_Provided data_

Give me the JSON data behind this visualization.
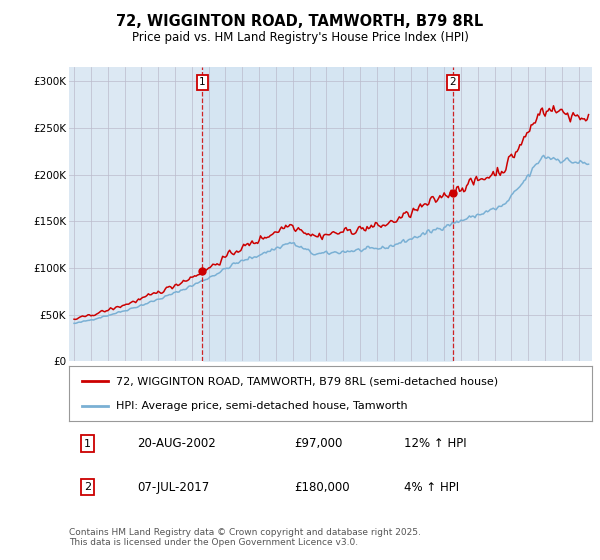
{
  "title": "72, WIGGINTON ROAD, TAMWORTH, B79 8RL",
  "subtitle": "Price paid vs. HM Land Registry's House Price Index (HPI)",
  "ylabel_ticks": [
    "£0",
    "£50K",
    "£100K",
    "£150K",
    "£200K",
    "£250K",
    "£300K"
  ],
  "ytick_values": [
    0,
    50000,
    100000,
    150000,
    200000,
    250000,
    300000
  ],
  "ylim": [
    0,
    315000
  ],
  "xlim_start": 1994.7,
  "xlim_end": 2025.8,
  "sale1_x": 2002.63,
  "sale1_y": 97000,
  "sale1_label": "1",
  "sale1_date": "20-AUG-2002",
  "sale1_price": "£97,000",
  "sale1_hpi": "12% ↑ HPI",
  "sale2_x": 2017.52,
  "sale2_y": 180000,
  "sale2_label": "2",
  "sale2_date": "07-JUL-2017",
  "sale2_price": "£180,000",
  "sale2_hpi": "4% ↑ HPI",
  "legend_line1": "72, WIGGINTON ROAD, TAMWORTH, B79 8RL (semi-detached house)",
  "legend_line2": "HPI: Average price, semi-detached house, Tamworth",
  "footer": "Contains HM Land Registry data © Crown copyright and database right 2025.\nThis data is licensed under the Open Government Licence v3.0.",
  "line_color_red": "#cc0000",
  "line_color_blue": "#7ab0d4",
  "fill_color": "#ccddf0",
  "background_color": "#dce8f3",
  "vline_color": "#cc0000",
  "marker_box_color": "#cc0000",
  "title_fontsize": 10.5,
  "subtitle_fontsize": 8.5,
  "tick_fontsize": 7.5,
  "legend_fontsize": 8,
  "footer_fontsize": 6.5
}
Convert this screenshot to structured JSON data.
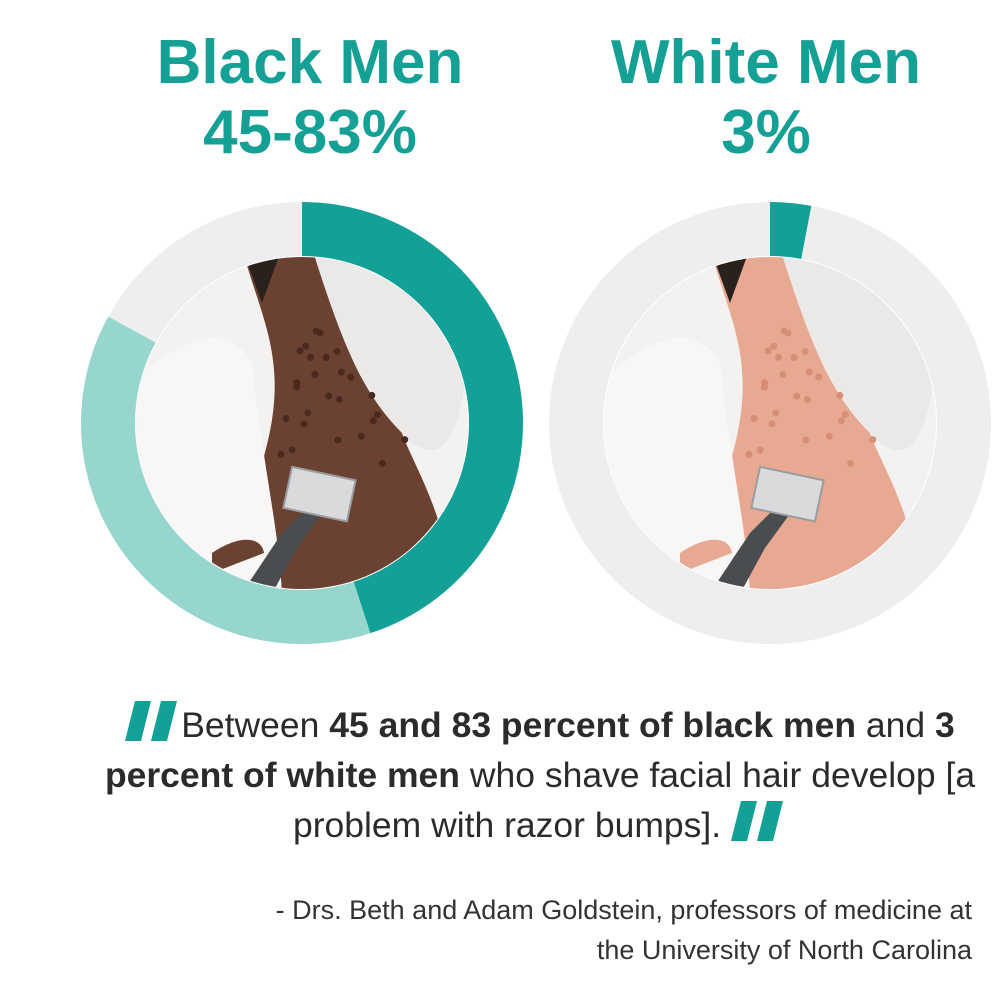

_What the task requires_
Reproduce all of the material above word for word. Omit the pictures.

_Response_
Give me the JSON data behind this visualization.
{
  "title": "72, WIGGINTON ROAD, TAMWORTH, B79 8RL",
  "subtitle": "Price paid vs. HM Land Registry's House Price Index (HPI)",
  "ylabel_ticks": [
    "£0",
    "£50K",
    "£100K",
    "£150K",
    "£200K",
    "£250K",
    "£300K"
  ],
  "ytick_values": [
    0,
    50000,
    100000,
    150000,
    200000,
    250000,
    300000
  ],
  "ylim": [
    0,
    315000
  ],
  "xlim_start": 1994.7,
  "xlim_end": 2025.8,
  "sale1_x": 2002.63,
  "sale1_y": 97000,
  "sale1_label": "1",
  "sale1_date": "20-AUG-2002",
  "sale1_price": "£97,000",
  "sale1_hpi": "12% ↑ HPI",
  "sale2_x": 2017.52,
  "sale2_y": 180000,
  "sale2_label": "2",
  "sale2_date": "07-JUL-2017",
  "sale2_price": "£180,000",
  "sale2_hpi": "4% ↑ HPI",
  "legend_line1": "72, WIGGINTON ROAD, TAMWORTH, B79 8RL (semi-detached house)",
  "legend_line2": "HPI: Average price, semi-detached house, Tamworth",
  "footer": "Contains HM Land Registry data © Crown copyright and database right 2025.\nThis data is licensed under the Open Government Licence v3.0.",
  "line_color_red": "#cc0000",
  "line_color_blue": "#7ab0d4",
  "fill_color": "#ccddf0",
  "background_color": "#dce8f3",
  "vline_color": "#cc0000",
  "marker_box_color": "#cc0000",
  "title_fontsize": 10.5,
  "subtitle_fontsize": 8.5,
  "tick_fontsize": 7.5,
  "legend_fontsize": 8,
  "footer_fontsize": 6.5
}
Convert this screenshot to structured JSON data.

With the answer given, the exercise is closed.